━━━ RAW RECORDS

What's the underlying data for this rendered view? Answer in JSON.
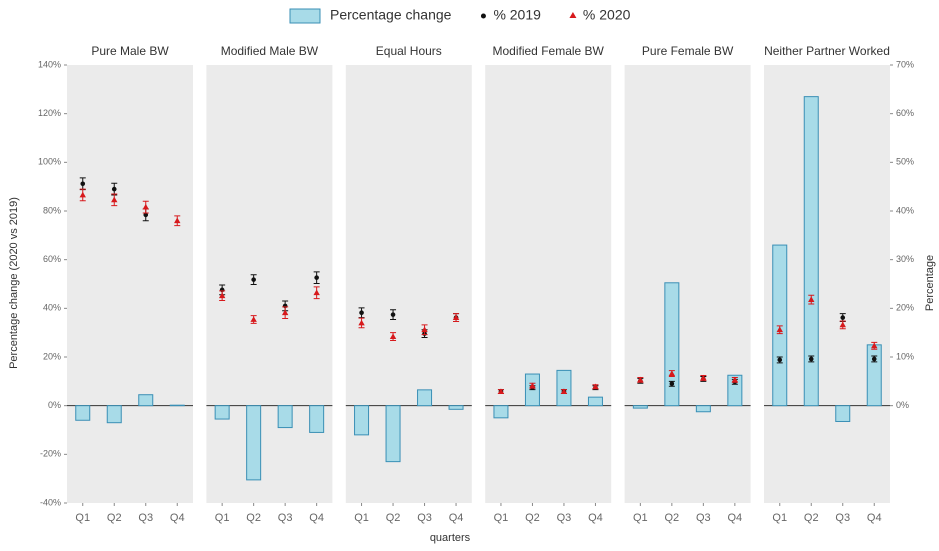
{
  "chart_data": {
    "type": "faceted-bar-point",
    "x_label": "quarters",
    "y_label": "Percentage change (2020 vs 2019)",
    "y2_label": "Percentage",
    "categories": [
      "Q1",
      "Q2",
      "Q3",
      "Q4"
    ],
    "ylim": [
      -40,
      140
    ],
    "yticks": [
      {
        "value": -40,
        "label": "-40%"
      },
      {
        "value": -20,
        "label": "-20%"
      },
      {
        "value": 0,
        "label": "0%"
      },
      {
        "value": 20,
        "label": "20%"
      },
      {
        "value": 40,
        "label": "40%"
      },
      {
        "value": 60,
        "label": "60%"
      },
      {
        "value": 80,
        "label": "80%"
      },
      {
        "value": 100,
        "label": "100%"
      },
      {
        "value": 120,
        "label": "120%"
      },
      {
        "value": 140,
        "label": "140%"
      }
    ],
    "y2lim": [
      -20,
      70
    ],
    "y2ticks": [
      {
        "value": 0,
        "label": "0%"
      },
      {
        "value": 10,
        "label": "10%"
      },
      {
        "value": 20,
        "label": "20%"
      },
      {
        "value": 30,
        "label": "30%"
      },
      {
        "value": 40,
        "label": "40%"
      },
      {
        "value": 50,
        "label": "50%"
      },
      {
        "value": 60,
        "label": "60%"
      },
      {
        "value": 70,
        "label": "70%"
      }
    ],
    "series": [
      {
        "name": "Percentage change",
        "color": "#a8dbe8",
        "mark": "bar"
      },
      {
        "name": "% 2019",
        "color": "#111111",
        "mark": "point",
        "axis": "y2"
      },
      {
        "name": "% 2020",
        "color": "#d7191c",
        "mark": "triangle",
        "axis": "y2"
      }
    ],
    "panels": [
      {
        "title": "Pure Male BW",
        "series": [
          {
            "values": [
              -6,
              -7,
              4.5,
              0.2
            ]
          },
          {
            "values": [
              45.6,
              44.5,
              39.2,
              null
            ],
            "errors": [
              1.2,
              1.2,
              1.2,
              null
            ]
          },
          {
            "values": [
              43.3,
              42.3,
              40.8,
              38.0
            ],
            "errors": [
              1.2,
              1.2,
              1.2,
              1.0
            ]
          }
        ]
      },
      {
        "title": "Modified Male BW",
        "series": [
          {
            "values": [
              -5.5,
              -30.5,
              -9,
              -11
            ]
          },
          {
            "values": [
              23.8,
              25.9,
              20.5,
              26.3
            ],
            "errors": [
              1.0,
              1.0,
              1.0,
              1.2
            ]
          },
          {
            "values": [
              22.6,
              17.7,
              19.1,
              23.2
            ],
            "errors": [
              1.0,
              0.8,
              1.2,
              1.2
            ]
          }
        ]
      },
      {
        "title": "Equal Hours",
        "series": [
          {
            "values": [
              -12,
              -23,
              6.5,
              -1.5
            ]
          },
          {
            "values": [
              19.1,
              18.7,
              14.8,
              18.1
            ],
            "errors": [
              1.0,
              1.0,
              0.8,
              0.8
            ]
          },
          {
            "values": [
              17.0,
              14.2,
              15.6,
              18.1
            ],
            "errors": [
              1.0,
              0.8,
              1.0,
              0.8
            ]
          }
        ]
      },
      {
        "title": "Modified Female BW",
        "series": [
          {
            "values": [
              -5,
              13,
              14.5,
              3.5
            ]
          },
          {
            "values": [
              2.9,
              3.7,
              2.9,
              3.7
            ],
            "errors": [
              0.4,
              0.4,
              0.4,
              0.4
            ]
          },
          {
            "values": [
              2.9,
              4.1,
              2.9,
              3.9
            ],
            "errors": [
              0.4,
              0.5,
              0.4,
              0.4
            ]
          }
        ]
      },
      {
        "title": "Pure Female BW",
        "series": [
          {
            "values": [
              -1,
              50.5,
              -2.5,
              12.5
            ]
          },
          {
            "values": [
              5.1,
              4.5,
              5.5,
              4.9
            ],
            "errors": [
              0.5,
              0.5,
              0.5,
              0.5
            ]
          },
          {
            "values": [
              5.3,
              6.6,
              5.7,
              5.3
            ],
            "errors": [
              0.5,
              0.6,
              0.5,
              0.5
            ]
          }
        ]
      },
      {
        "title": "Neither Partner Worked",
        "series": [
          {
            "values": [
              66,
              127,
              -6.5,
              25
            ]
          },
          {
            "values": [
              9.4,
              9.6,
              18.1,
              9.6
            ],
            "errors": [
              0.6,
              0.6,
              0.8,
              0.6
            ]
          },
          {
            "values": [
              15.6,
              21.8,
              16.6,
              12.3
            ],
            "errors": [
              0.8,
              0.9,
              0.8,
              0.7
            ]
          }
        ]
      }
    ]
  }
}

━━━━━━

WRITTEN REQUEST:
Look over the listing. Pull out every line with the string "title" in it.

COMPLETED TASK:
        "title": "Pure Male BW",
        "title": "Modified Male BW",
        "title": "Equal Hours",
        "title": "Modified Female BW",
        "title": "Pure Female BW",
        "title": "Neither Partner Worked",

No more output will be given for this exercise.